Brief: Find every line with the word "подобные" and give their count, nothing else.

Saved data entries
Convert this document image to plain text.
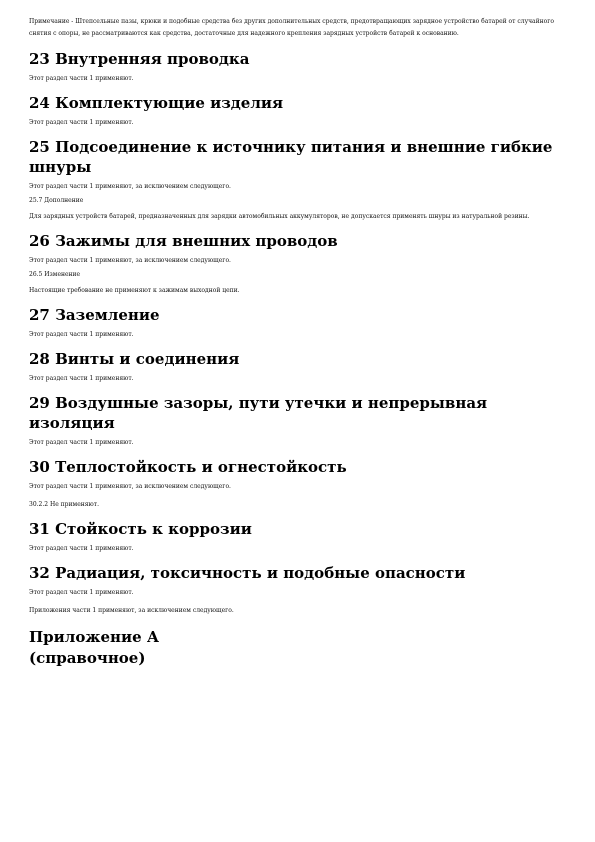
Примечание - Штепсельные пазы, крюки и подобные средства без других дополнительных средств, предотвращающих зарядное устройство батарей от случайного снятия с опоры, не рассматриваются как средства, достаточные для надежного крепления зарядных устройств батарей к основанию.

23 Внутренняя проводка

Этот раздел части 1 применяют.

24 Комплектующие изделия

Этот раздел части 1 применяют.

25 Подсоединение к источнику питания и внешние гибкие шнуры

Этот раздел части 1 применяют, за исключением следующего.

25.7 Дополнение

Для зарядных устройств батарей, предназначенных для зарядки автомобильных аккумуляторов, не допускается применять шнуры из натуральной резины.

26 Зажимы для внешних проводов

Этот раздел части 1 применяют, за исключением следующего.

26.5 Изменение

Настоящие требование не применяют к зажимам выходной цепи.

27 Заземление

Этот раздел части 1 применяют.

28 Винты и соединения

Этот раздел части 1 применяют.

29 Воздушные зазоры, пути утечки и непрерывная изоляция

Этот раздел части 1 применяют.

30 Теплостойкость и огнестойкость

Этот раздел части 1 применяют, за исключением следующего.

30.2.2 Не применяют.

31 Стойкость к коррозии

Этот раздел части 1 применяют.

32 Радиация, токсичность и подобные опасности

Этот раздел части 1 применяют.

Приложения части 1 применяют, за исключением следующего.

Приложение А
(справочное)
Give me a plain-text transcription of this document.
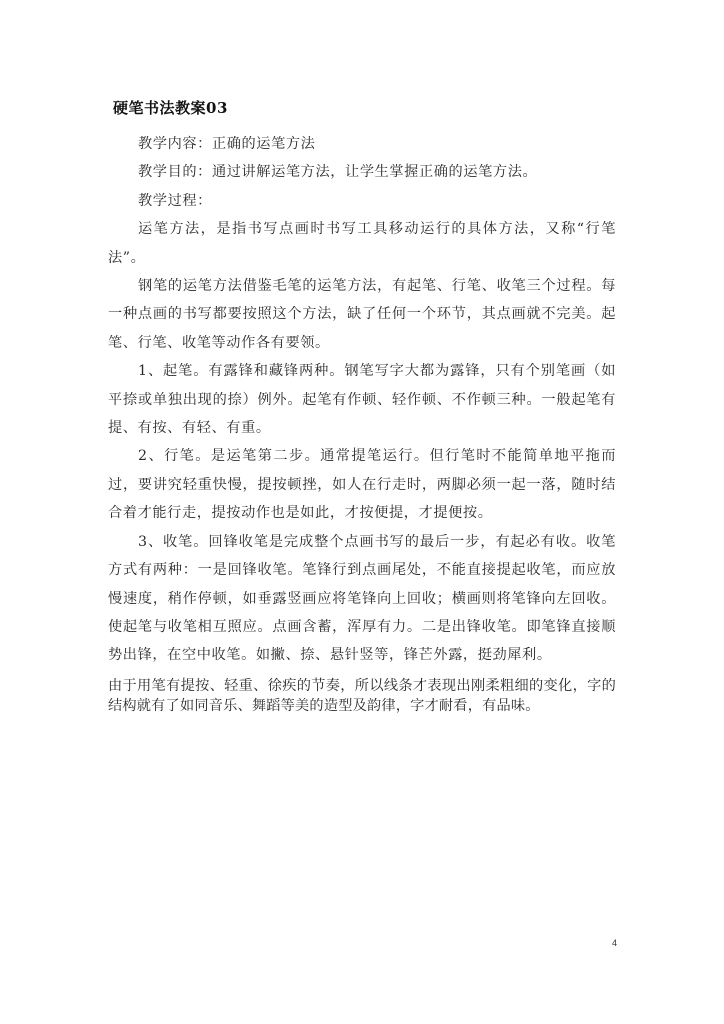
硬笔书法教案03

教学内容：正确的运笔方法

教学目的：通过讲解运笔方法，让学生掌握正确的运笔方法。

教学过程：

运笔方法，是指书写点画时书写工具移动运行的具体方法，又称“行笔法”。

钢笔的运笔方法借鉴毛笔的运笔方法，有起笔、行笔、收笔三个过程。每一种点画的书写都要按照这个方法，缺了任何一个环节，其点画就不完美。起笔、行笔、收笔等动作各有要领。

1、起笔。有露锋和藏锋两种。钢笔写字大都为露锋，只有个别笔画（如平捺或单独出现的捺）例外。起笔有作顿、轻作顿、不作顿三种。一般起笔有提、有按、有轻、有重。

2、行笔。是运笔第二步。通常提笔运行。但行笔时不能简单地平拖而过，要讲究轻重快慢，提按顿挫，如人在行走时，两脚必须一起一落，随时结合着才能行走，提按动作也是如此，才按便提，才提便按。

3、收笔。回锋收笔是完成整个点画书写的最后一步，有起必有收。收笔方式有两种：一是回锋收笔。笔锋行到点画尾处，不能直接提起收笔，而应放慢速度，稍作停顿，如垂露竖画应将笔锋向上回收；横画则将笔锋向左回收。使起笔与收笔相互照应。点画含蓄，浑厚有力。二是出锋收笔。即笔锋直接顺势出锋，在空中收笔。如撇、捺、悬针竖等，锋芒外露，挺劲犀利。

由于用笔有提按、轻重、徐疾的节奏，所以线条才表现出刚柔粗细的变化，字的结构就有了如同音乐、舞蹈等美的造型及韵律，字才耐看，有品味。

4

Result for this exercise: 2